>>

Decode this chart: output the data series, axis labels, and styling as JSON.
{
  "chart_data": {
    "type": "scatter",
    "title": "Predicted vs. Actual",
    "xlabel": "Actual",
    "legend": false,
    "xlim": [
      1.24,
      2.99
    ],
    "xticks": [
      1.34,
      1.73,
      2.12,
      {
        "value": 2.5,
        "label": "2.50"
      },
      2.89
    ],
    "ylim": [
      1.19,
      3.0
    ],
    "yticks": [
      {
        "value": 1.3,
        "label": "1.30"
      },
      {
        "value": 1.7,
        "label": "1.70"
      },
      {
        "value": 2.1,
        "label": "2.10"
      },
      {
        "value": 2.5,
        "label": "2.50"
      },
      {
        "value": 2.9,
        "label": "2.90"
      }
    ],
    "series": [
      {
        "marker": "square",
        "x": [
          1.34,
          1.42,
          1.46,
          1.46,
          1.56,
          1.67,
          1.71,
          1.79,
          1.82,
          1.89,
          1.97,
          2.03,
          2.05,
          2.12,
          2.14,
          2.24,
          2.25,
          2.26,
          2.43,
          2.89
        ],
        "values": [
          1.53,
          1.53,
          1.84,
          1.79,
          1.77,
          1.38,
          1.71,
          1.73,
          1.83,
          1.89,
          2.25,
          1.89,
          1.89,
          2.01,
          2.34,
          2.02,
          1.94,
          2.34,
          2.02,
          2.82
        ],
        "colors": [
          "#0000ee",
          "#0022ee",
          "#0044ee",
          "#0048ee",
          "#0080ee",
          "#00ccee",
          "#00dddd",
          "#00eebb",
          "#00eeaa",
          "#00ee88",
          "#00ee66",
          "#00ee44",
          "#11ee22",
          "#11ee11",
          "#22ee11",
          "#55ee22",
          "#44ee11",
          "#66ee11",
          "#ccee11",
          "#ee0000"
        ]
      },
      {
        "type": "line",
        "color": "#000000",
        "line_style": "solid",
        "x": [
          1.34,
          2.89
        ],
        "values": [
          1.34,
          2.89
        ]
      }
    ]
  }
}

<<

**Set problem:**
Give back all the data exactly as written.

**Exercise solution:**
Decode this chart: output the data series, axis labels, and styling as JSON.
{
  "chart_data": {
    "type": "scatter",
    "title": "Predicted vs. Actual",
    "xlabel": "Actual",
    "legend": false,
    "xlim": [
      1.24,
      2.99
    ],
    "xticks": [
      1.34,
      1.73,
      2.12,
      {
        "value": 2.5,
        "label": "2.50"
      },
      2.89
    ],
    "ylim": [
      1.19,
      3.0
    ],
    "yticks": [
      {
        "value": 1.3,
        "label": "1.30"
      },
      {
        "value": 1.7,
        "label": "1.70"
      },
      {
        "value": 2.1,
        "label": "2.10"
      },
      {
        "value": 2.5,
        "label": "2.50"
      },
      {
        "value": 2.9,
        "label": "2.90"
      }
    ],
    "series": [
      {
        "marker": "square",
        "x": [
          1.34,
          1.42,
          1.46,
          1.46,
          1.56,
          1.67,
          1.71,
          1.79,
          1.82,
          1.89,
          1.97,
          2.03,
          2.05,
          2.12,
          2.14,
          2.24,
          2.25,
          2.26,
          2.43,
          2.89
        ],
        "values": [
          1.53,
          1.53,
          1.84,
          1.79,
          1.77,
          1.38,
          1.71,
          1.73,
          1.83,
          1.89,
          2.25,
          1.89,
          1.89,
          2.01,
          2.34,
          2.02,
          1.94,
          2.34,
          2.02,
          2.82
        ],
        "colors": [
          "#0000ee",
          "#0022ee",
          "#0044ee",
          "#0048ee",
          "#0080ee",
          "#00ccee",
          "#00dddd",
          "#00eebb",
          "#00eeaa",
          "#00ee88",
          "#00ee66",
          "#00ee44",
          "#11ee22",
          "#11ee11",
          "#22ee11",
          "#55ee22",
          "#44ee11",
          "#66ee11",
          "#ccee11",
          "#ee0000"
        ]
      },
      {
        "type": "line",
        "color": "#000000",
        "line_style": "solid",
        "x": [
          1.34,
          2.89
        ],
        "values": [
          1.34,
          2.89
        ]
      }
    ]
  }
}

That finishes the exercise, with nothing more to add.